- **Challenge**
Pull every line of the entries that has the word "jour".

-- begin Data to use --

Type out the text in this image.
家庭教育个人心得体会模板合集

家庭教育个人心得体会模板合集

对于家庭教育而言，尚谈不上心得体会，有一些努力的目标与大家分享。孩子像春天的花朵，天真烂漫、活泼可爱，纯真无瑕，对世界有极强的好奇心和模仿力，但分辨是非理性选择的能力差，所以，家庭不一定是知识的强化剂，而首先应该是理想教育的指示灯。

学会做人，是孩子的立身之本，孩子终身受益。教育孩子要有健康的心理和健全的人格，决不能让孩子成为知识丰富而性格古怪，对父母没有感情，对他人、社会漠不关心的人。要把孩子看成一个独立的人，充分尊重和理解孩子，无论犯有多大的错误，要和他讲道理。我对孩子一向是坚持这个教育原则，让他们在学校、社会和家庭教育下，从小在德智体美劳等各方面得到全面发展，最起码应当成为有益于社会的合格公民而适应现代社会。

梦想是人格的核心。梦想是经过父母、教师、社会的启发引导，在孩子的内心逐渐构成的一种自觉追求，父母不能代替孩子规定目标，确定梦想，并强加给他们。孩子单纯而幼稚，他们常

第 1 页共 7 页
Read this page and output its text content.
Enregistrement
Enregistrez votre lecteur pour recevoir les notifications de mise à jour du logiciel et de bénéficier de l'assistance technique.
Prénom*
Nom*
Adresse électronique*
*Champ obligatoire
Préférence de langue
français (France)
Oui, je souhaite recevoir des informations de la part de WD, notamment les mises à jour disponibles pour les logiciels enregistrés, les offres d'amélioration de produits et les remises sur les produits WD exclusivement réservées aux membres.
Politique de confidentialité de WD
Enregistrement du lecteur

-- end Data to use --

- **Correct output**
Enregistrez votre lecteur pour recevoir les notifications de mise à jour du logiciel et de bénéficier de l'assistance technique.
Oui, je souhaite recevoir des informations de la part de WD, notamment les mises à jour disponibles pour les logiciels enregistrés, les offres d'amélioration de produits et les remises sur les produits WD exclusivement réservées aux membres.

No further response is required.